* _BRIEF_:
In the entries below, find the lines with the word "screenshot" and copy them.

* _EXTRACTED ENTRIES_:
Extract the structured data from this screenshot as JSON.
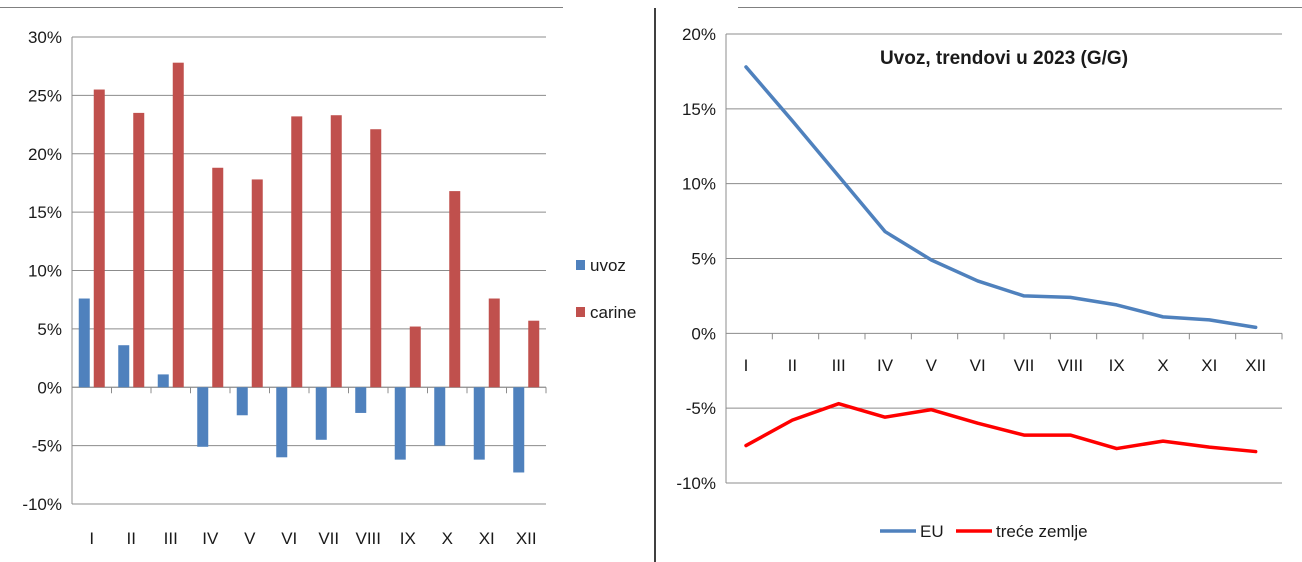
{
  "chart_data": [
    {
      "type": "bar",
      "title": "",
      "categories": [
        "I",
        "II",
        "III",
        "IV",
        "V",
        "VI",
        "VII",
        "VIII",
        "IX",
        "X",
        "XI",
        "XII"
      ],
      "series": [
        {
          "name": "uvoz",
          "color": "#4f81bd",
          "values": [
            7.6,
            3.6,
            1.1,
            -5.1,
            -2.4,
            -6.0,
            -4.5,
            -2.2,
            -6.2,
            -5.0,
            -6.2,
            -7.3
          ]
        },
        {
          "name": "carine",
          "color": "#c0504d",
          "values": [
            25.5,
            23.5,
            27.8,
            18.8,
            17.8,
            23.2,
            23.3,
            22.1,
            5.2,
            16.8,
            7.6,
            5.7
          ]
        }
      ],
      "ylim": [
        -10,
        30
      ],
      "yticks": [
        -10,
        -5,
        0,
        5,
        10,
        15,
        20,
        25,
        30
      ],
      "ytick_labels": [
        "-10%",
        "-5%",
        "0%",
        "5%",
        "10%",
        "15%",
        "20%",
        "25%",
        "30%"
      ],
      "grid": true,
      "legend": "right"
    },
    {
      "type": "line",
      "title": "Uvoz, trendovi u 2023 (G/G)",
      "categories": [
        "I",
        "II",
        "III",
        "IV",
        "V",
        "VI",
        "VII",
        "VIII",
        "IX",
        "X",
        "XI",
        "XII"
      ],
      "series": [
        {
          "name": "EU",
          "color": "#4f81bd",
          "values": [
            17.8,
            14.2,
            10.5,
            6.8,
            4.9,
            3.5,
            2.5,
            2.4,
            1.9,
            1.1,
            0.9,
            0.4
          ]
        },
        {
          "name": "treće zemlje",
          "color": "#ff0000",
          "values": [
            -7.5,
            -5.8,
            -4.7,
            -5.6,
            -5.1,
            -6.0,
            -6.8,
            -6.8,
            -7.7,
            -7.2,
            -7.6,
            -7.9
          ]
        }
      ],
      "ylim": [
        -10,
        20
      ],
      "yticks": [
        -10,
        -5,
        0,
        5,
        10,
        15,
        20
      ],
      "ytick_labels": [
        "-10%",
        "-5%",
        "0%",
        "5%",
        "10%",
        "15%",
        "20%"
      ],
      "grid": true,
      "legend": "bottom"
    }
  ]
}
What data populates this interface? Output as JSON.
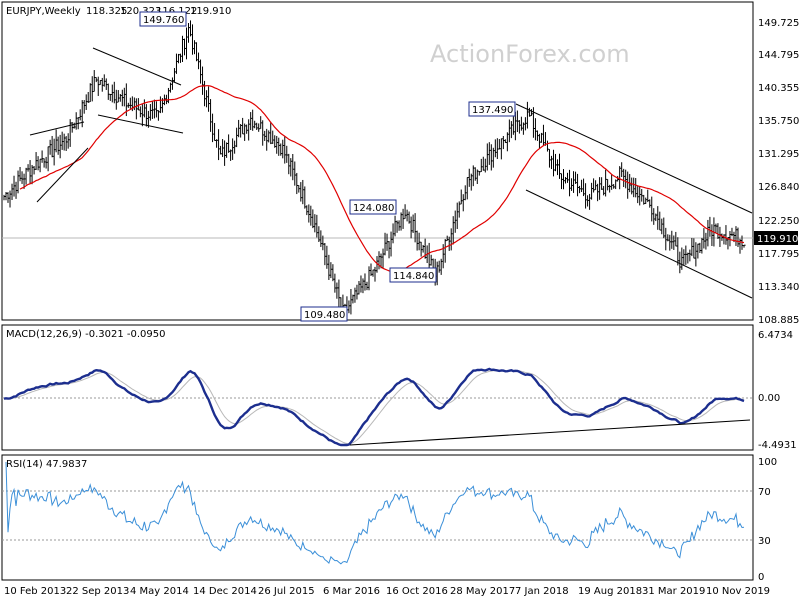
{
  "chart_data": [
    {
      "type": "bar",
      "subtype": "ohlc",
      "symbol": "EURJPY,Weekly",
      "header_values": [
        "118.325",
        "120.323",
        "116.122",
        "119.910"
      ],
      "watermark": "ActionForex.com",
      "last_price_label": "119.910",
      "ylim": [
        108.885,
        152.5
      ],
      "y_ticks": [
        "149.725",
        "144.795",
        "140.355",
        "135.750",
        "131.295",
        "126.840",
        "122.250",
        "117.795",
        "113.340",
        "108.885"
      ],
      "x_tick_labels": [
        "10 Feb 2013",
        "22 Sep 2013",
        "4 May 2014",
        "14 Dec 2014",
        "26 Jul 2015",
        "6 Mar 2016",
        "16 Oct 2016",
        "28 May 2017",
        "7 Jan 2018",
        "19 Aug 2018",
        "31 Mar 2019",
        "10 Nov 2019"
      ],
      "price_path": [
        {
          "x": "10 Feb 2013",
          "y": 126.0
        },
        {
          "x": "Jun 2013",
          "y": 130.5
        },
        {
          "x": "22 Sep 2013",
          "y": 134.0
        },
        {
          "x": "Jan 2014",
          "y": 142.5
        },
        {
          "x": "4 May 2014",
          "y": 139.0
        },
        {
          "x": "Aug 2014",
          "y": 137.0
        },
        {
          "x": "14 Dec 2014",
          "y": 149.76
        },
        {
          "x": "Mar 2015",
          "y": 131.5
        },
        {
          "x": "26 Jul 2015",
          "y": 137.0
        },
        {
          "x": "Oct 2015",
          "y": 133.0
        },
        {
          "x": "6 Mar 2016",
          "y": 123.0
        },
        {
          "x": "Jun 2016",
          "y": 109.48
        },
        {
          "x": "16 Oct 2016",
          "y": 115.5
        },
        {
          "x": "Dec 2016",
          "y": 124.08
        },
        {
          "x": "Apr 2017",
          "y": 114.84
        },
        {
          "x": "28 May 2017",
          "y": 128.0
        },
        {
          "x": "Oct 2017",
          "y": 133.0
        },
        {
          "x": "7 Jan 2018",
          "y": 137.49
        },
        {
          "x": "Apr 2018",
          "y": 129.0
        },
        {
          "x": "19 Aug 2018",
          "y": 126.0
        },
        {
          "x": "Nov 2018",
          "y": 129.0
        },
        {
          "x": "31 Mar 2019",
          "y": 124.5
        },
        {
          "x": "Aug 2019",
          "y": 116.5
        },
        {
          "x": "10 Nov 2019",
          "y": 121.5
        },
        {
          "x": "Jan 2020",
          "y": 119.91
        }
      ],
      "annotations": [
        "149.760",
        "137.490",
        "124.080",
        "114.840",
        "109.480"
      ]
    },
    {
      "type": "line",
      "indicator": "MACD(12,26,9) -0.3021 -0.0950",
      "y_ticks": [
        "6.4734",
        "0.00",
        "-4.4931"
      ],
      "ylim": [
        -4.4931,
        6.4734
      ]
    },
    {
      "type": "line",
      "indicator": "RSI(14) 47.9837",
      "y_ticks": [
        "100",
        "70",
        "30",
        "0"
      ],
      "ylim": [
        0,
        100
      ],
      "levels": [
        70,
        30
      ]
    }
  ]
}
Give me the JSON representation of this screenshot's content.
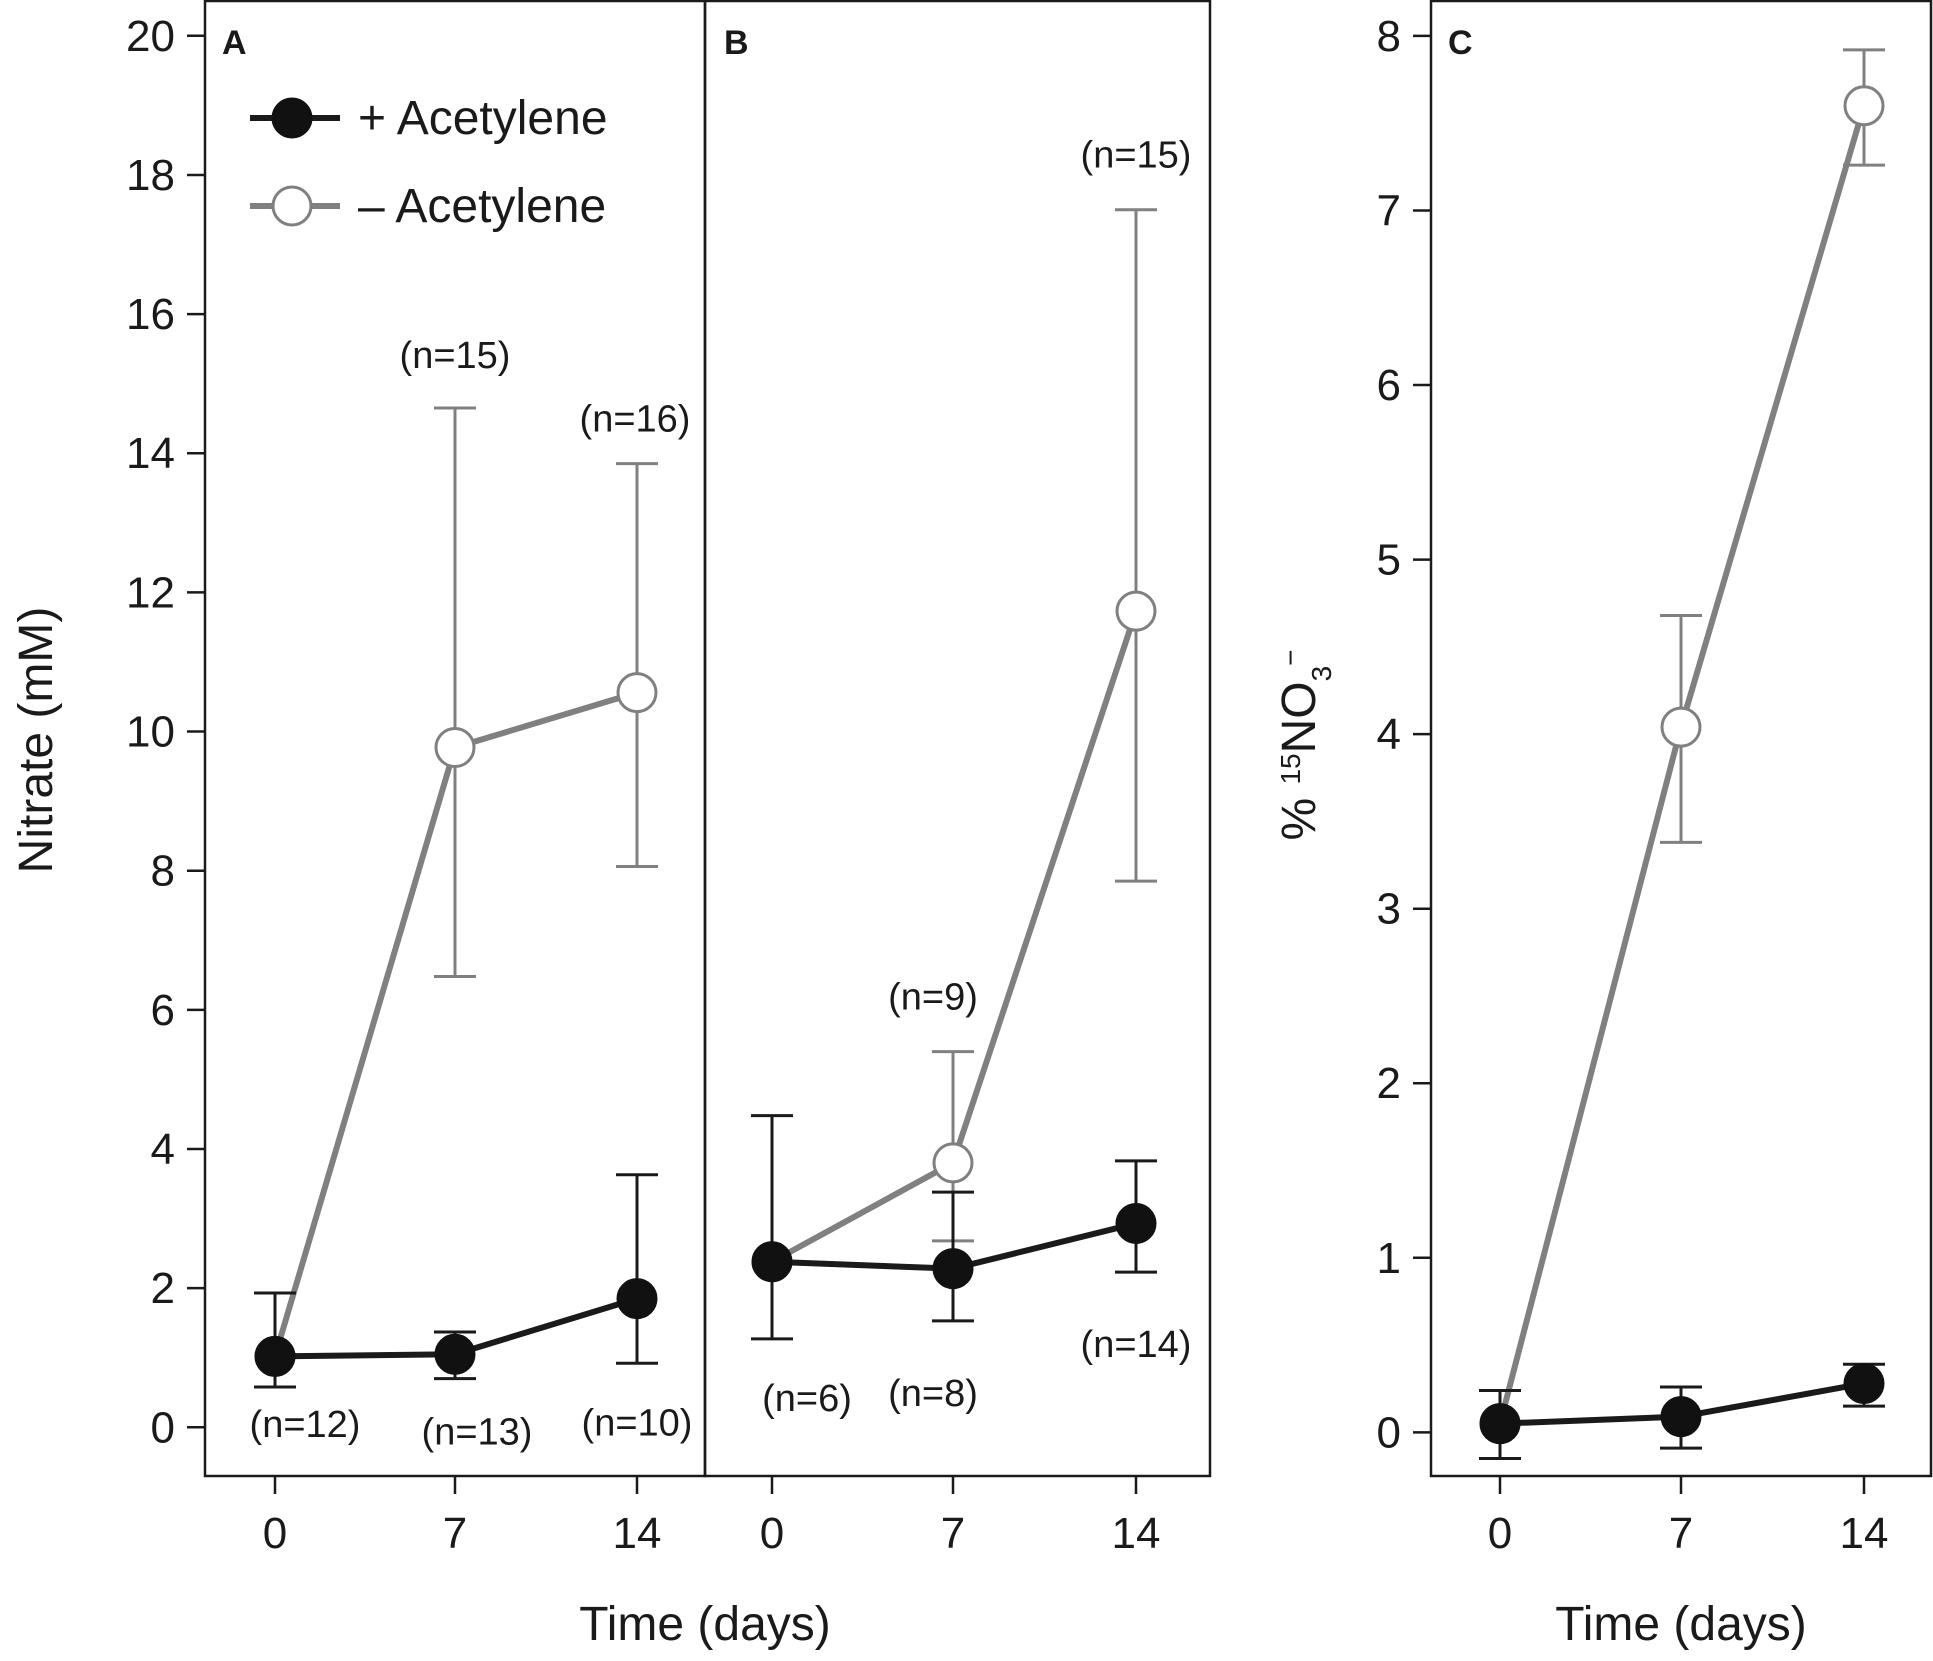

* _FINISHED ANSWER_:
Extract the structured data from this screenshot as JSON.
Give me the JSON representation of this screenshot's content.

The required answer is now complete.